■ **ITEMS**
***
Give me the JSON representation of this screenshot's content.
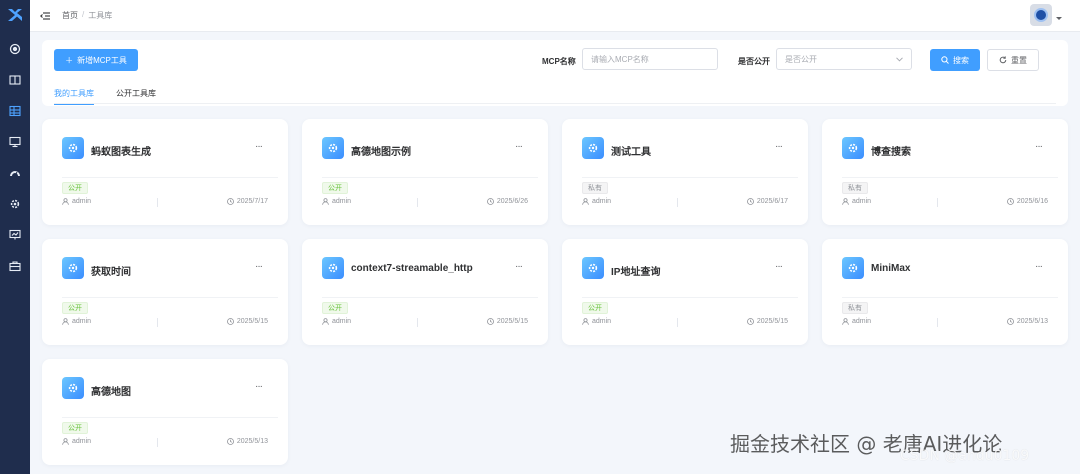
{
  "header": {
    "breadcrumb": [
      "首页",
      "工具库"
    ],
    "breadcrumb_sep": "/"
  },
  "toolbar": {
    "add_label": "新增MCP工具",
    "name_label": "MCP名称",
    "name_placeholder": "请输入MCP名称",
    "public_label": "是否公开",
    "public_placeholder": "是否公开",
    "search_label": "搜索",
    "reset_label": "重置"
  },
  "tabs": [
    {
      "label": "我的工具库",
      "active": true
    },
    {
      "label": "公开工具库",
      "active": false
    }
  ],
  "cards": [
    {
      "title": "蚂蚁图表生成",
      "badge": "公开",
      "status": "public",
      "user": "admin",
      "date": "2025/7/17"
    },
    {
      "title": "高德地图示例",
      "badge": "公开",
      "status": "public",
      "user": "admin",
      "date": "2025/6/26"
    },
    {
      "title": "测试工具",
      "badge": "私有",
      "status": "private",
      "user": "admin",
      "date": "2025/6/17"
    },
    {
      "title": "博查搜索",
      "badge": "私有",
      "status": "private",
      "user": "admin",
      "date": "2025/6/16"
    },
    {
      "title": "获取时间",
      "badge": "公开",
      "status": "public",
      "user": "admin",
      "date": "2025/5/15"
    },
    {
      "title": "context7-streamable_http",
      "badge": "公开",
      "status": "public",
      "user": "admin",
      "date": "2025/5/15"
    },
    {
      "title": "IP地址查询",
      "badge": "公开",
      "status": "public",
      "user": "admin",
      "date": "2025/5/15"
    },
    {
      "title": "MiniMax",
      "badge": "私有",
      "status": "private",
      "user": "admin",
      "date": "2025/5/13"
    },
    {
      "title": "高德地图",
      "badge": "公开",
      "status": "public",
      "user": "admin",
      "date": "2025/5/13"
    }
  ],
  "card_more": "···",
  "watermark": {
    "cn": "掘金技术社区 @ 老唐AI进化论",
    "csdn": "CSDN @andu0109"
  },
  "colors": {
    "primary": "#409eff",
    "sidebar": "#1f2d4d",
    "public_badge": "#67c23a",
    "private_badge": "#909399"
  },
  "icons": {
    "sidebar": [
      "dashboard-icon",
      "book-icon",
      "grid-icon",
      "monitor-icon",
      "gauge-icon",
      "gear-icon",
      "chart-screen-icon",
      "briefcase-icon"
    ]
  }
}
***
■ **GIVEN EXERCISE**
Repeat all of the entries word for word, but omit the pictures.

■ **TASK OUTPUT**
Give me the JSON representation of this screenshot's content.
{
  "header": {
    "breadcrumb": [
      "首页",
      "工具库"
    ],
    "breadcrumb_sep": "/"
  },
  "toolbar": {
    "add_label": "新增MCP工具",
    "name_label": "MCP名称",
    "name_placeholder": "请输入MCP名称",
    "public_label": "是否公开",
    "public_placeholder": "是否公开",
    "search_label": "搜索",
    "reset_label": "重置"
  },
  "tabs": [
    {
      "label": "我的工具库",
      "active": true
    },
    {
      "label": "公开工具库",
      "active": false
    }
  ],
  "cards": [
    {
      "title": "蚂蚁图表生成",
      "badge": "公开",
      "status": "public",
      "user": "admin",
      "date": "2025/7/17"
    },
    {
      "title": "高德地图示例",
      "badge": "公开",
      "status": "public",
      "user": "admin",
      "date": "2025/6/26"
    },
    {
      "title": "测试工具",
      "badge": "私有",
      "status": "private",
      "user": "admin",
      "date": "2025/6/17"
    },
    {
      "title": "博查搜索",
      "badge": "私有",
      "status": "private",
      "user": "admin",
      "date": "2025/6/16"
    },
    {
      "title": "获取时间",
      "badge": "公开",
      "status": "public",
      "user": "admin",
      "date": "2025/5/15"
    },
    {
      "title": "context7-streamable_http",
      "badge": "公开",
      "status": "public",
      "user": "admin",
      "date": "2025/5/15"
    },
    {
      "title": "IP地址查询",
      "badge": "公开",
      "status": "public",
      "user": "admin",
      "date": "2025/5/15"
    },
    {
      "title": "MiniMax",
      "badge": "私有",
      "status": "private",
      "user": "admin",
      "date": "2025/5/13"
    },
    {
      "title": "高德地图",
      "badge": "公开",
      "status": "public",
      "user": "admin",
      "date": "2025/5/13"
    }
  ],
  "card_more": "···",
  "watermark": {
    "cn": "掘金技术社区 @ 老唐AI进化论",
    "csdn": "CSDN @andu0109"
  },
  "colors": {
    "primary": "#409eff",
    "sidebar": "#1f2d4d",
    "public_badge": "#67c23a",
    "private_badge": "#909399"
  },
  "icons": {
    "sidebar": [
      "dashboard-icon",
      "book-icon",
      "grid-icon",
      "monitor-icon",
      "gauge-icon",
      "gear-icon",
      "chart-screen-icon",
      "briefcase-icon"
    ]
  }
}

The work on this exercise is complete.